__TASK TO COMPLETE__. Copy out only those lines running from the line with "Read all visible content and emit it as JSON." to the end of the listing, keeping each one exactly as it is.

__DATA LINES__.
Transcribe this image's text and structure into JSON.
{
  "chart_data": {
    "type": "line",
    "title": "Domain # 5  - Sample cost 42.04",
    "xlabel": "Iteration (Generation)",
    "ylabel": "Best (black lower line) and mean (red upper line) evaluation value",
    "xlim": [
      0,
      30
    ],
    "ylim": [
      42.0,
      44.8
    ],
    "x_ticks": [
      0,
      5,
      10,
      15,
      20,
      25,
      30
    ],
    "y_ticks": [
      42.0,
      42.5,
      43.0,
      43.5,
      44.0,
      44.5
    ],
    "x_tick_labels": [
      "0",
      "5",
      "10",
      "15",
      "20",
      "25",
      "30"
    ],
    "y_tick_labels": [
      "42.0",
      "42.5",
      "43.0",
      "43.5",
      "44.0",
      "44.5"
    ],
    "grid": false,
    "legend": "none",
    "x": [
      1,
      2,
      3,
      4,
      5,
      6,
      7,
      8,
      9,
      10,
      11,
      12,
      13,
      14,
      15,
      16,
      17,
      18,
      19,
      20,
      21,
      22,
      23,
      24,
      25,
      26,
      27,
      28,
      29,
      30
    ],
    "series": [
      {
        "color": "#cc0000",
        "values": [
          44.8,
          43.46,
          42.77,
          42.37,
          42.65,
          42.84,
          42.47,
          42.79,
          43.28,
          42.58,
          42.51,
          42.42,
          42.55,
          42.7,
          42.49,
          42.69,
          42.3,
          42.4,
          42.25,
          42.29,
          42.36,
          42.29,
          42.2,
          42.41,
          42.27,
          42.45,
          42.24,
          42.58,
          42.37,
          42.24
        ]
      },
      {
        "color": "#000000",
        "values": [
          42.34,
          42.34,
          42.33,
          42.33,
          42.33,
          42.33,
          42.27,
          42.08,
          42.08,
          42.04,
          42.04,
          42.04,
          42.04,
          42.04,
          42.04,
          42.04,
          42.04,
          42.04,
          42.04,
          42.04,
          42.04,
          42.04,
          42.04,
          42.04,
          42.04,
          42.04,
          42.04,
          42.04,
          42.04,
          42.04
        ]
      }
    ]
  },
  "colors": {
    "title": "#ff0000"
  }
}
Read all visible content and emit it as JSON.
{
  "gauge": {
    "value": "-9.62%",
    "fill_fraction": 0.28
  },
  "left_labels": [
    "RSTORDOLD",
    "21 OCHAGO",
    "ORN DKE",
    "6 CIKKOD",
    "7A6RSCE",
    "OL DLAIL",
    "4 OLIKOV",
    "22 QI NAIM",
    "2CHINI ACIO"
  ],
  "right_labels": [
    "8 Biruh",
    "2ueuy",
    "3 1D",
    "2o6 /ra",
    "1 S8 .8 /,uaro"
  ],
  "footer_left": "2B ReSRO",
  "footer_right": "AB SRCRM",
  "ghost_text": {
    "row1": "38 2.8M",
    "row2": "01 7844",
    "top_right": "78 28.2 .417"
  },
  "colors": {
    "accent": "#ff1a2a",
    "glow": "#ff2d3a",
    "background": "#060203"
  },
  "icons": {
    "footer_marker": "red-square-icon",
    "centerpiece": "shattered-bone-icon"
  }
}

__EXERCISE RESPONSE__.
Read all visible content and emit it as JSON.
{
  "gauge": {
    "value": "-9.62%",
    "fill_fraction": 0.28
  },
  "left_labels": [
    "RSTORDOLD",
    "21 OCHAGO",
    "ORN DKE",
    "6 CIKKOD",
    "7A6RSCE",
    "OL DLAIL",
    "4 OLIKOV",
    "22 QI NAIM",
    "2CHINI ACIO"
  ],
  "right_labels": [
    "8 Biruh",
    "2ueuy",
    "3 1D",
    "2o6 /ra",
    "1 S8 .8 /,uaro"
  ],
  "footer_left": "2B ReSRO",
  "footer_right": "AB SRCRM",
  "ghost_text": {
    "row1": "38 2.8M",
    "row2": "01 7844",
    "top_right": "78 28.2 .417"
  },
  "colors": {
    "accent": "#ff1a2a",
    "glow": "#ff2d3a",
    "background": "#060203"
  },
  "icons": {
    "footer_marker": "red-square-icon",
    "centerpiece": "shattered-bone-icon"
  }
}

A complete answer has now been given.